━━━━━ Provided records
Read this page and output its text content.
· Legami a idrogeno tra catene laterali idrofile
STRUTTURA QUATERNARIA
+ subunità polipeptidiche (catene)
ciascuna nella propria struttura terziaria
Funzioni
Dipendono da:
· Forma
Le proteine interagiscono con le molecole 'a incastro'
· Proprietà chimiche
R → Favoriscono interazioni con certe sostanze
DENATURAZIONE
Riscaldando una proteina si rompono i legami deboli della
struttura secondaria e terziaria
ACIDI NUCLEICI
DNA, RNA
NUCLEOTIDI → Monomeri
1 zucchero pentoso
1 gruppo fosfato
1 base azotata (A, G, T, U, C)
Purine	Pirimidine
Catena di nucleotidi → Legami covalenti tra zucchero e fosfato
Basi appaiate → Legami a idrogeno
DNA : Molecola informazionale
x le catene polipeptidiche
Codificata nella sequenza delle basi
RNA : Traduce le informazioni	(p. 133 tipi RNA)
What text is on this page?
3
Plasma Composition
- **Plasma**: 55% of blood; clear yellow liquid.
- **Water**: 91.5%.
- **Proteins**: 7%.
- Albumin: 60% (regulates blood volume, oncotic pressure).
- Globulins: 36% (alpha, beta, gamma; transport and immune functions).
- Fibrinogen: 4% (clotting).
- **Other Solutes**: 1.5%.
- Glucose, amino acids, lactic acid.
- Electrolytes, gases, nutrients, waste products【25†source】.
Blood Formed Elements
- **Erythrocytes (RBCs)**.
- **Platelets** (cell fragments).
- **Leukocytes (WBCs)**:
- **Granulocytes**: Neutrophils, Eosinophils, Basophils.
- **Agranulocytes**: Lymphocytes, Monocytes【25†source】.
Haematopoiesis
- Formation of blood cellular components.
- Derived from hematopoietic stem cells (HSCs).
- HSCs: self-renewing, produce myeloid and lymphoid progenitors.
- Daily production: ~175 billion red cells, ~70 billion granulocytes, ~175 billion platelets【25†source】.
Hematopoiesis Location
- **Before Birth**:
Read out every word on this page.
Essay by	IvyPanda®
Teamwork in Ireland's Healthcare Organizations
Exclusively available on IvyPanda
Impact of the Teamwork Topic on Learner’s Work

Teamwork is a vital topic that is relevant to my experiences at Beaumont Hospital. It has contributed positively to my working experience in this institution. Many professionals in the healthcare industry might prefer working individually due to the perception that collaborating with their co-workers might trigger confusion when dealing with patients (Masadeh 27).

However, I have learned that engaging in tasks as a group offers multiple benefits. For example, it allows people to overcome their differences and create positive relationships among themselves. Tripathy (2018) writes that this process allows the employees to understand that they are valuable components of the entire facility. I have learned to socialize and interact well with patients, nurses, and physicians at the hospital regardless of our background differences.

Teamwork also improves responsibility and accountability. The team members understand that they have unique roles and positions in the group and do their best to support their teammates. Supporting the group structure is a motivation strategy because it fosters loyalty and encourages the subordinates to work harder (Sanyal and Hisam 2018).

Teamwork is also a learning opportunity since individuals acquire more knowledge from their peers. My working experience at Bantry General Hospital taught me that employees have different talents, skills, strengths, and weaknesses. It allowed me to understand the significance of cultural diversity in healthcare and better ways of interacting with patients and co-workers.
━━━━━━━━━━
Whenever a line above includes "HSCs", copy it in full.

- Derived from hematopoietic stem cells (HSCs).
- HSCs: self-renewing, produce myeloid and lymphoid progenitors.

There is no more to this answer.